-- Your task --
Omit the pictures from the entries below and retype everything else exactly.

#####

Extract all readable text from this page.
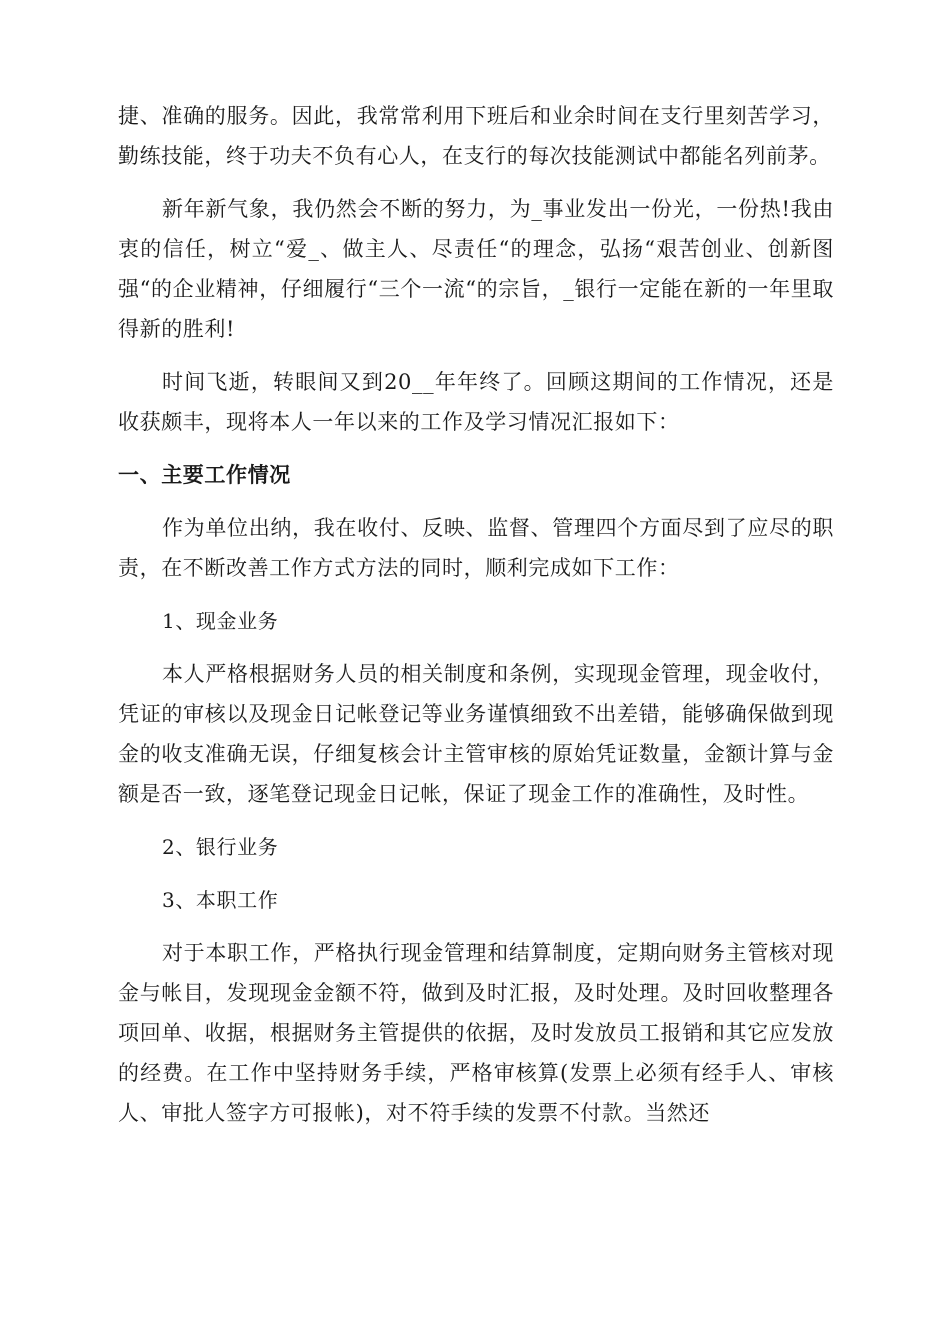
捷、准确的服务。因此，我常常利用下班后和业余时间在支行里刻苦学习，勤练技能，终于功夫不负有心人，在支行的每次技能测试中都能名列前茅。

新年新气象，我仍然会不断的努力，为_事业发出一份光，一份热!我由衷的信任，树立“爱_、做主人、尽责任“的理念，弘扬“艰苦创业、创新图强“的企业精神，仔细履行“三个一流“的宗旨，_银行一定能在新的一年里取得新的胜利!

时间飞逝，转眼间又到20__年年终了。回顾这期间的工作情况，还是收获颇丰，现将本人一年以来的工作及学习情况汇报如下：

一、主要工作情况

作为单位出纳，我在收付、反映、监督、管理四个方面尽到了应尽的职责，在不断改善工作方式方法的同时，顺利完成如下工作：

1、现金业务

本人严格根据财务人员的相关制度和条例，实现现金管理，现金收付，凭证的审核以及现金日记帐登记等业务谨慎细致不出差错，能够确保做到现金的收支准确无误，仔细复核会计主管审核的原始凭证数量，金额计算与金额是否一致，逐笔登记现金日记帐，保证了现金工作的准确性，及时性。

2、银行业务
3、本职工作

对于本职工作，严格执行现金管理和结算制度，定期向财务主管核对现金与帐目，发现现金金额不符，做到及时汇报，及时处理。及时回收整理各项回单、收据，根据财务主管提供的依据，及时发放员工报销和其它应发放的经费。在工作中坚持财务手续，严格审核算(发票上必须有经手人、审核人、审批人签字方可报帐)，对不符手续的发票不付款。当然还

#####

-- Task response --
Extract all readable text from this page.
捷、准确的服务。因此，我常常利用下班后和业余时间在支行里刻苦学习，勤练技能，终于功夫不负有心人，在支行的每次技能测试中都能名列前茅。

新年新气象，我仍然会不断的努力，为_事业发出一份光，一份热!我由衷的信任，树立“爱_、做主人、尽责任“的理念，弘扬“艰苦创业、创新图强“的企业精神，仔细履行“三个一流“的宗旨，_银行一定能在新的一年里取得新的胜利!

时间飞逝，转眼间又到20__年年终了。回顾这期间的工作情况，还是收获颇丰，现将本人一年以来的工作及学习情况汇报如下：

一、主要工作情况

作为单位出纳，我在收付、反映、监督、管理四个方面尽到了应尽的职责，在不断改善工作方式方法的同时，顺利完成如下工作：

1、现金业务

本人严格根据财务人员的相关制度和条例，实现现金管理，现金收付，凭证的审核以及现金日记帐登记等业务谨慎细致不出差错，能够确保做到现金的收支准确无误，仔细复核会计主管审核的原始凭证数量，金额计算与金额是否一致，逐笔登记现金日记帐，保证了现金工作的准确性，及时性。

2、银行业务
3、本职工作

对于本职工作，严格执行现金管理和结算制度，定期向财务主管核对现金与帐目，发现现金金额不符，做到及时汇报，及时处理。及时回收整理各项回单、收据，根据财务主管提供的依据，及时发放员工报销和其它应发放的经费。在工作中坚持财务手续，严格审核算(发票上必须有经手人、审核人、审批人签字方可报帐)，对不符手续的发票不付款。当然还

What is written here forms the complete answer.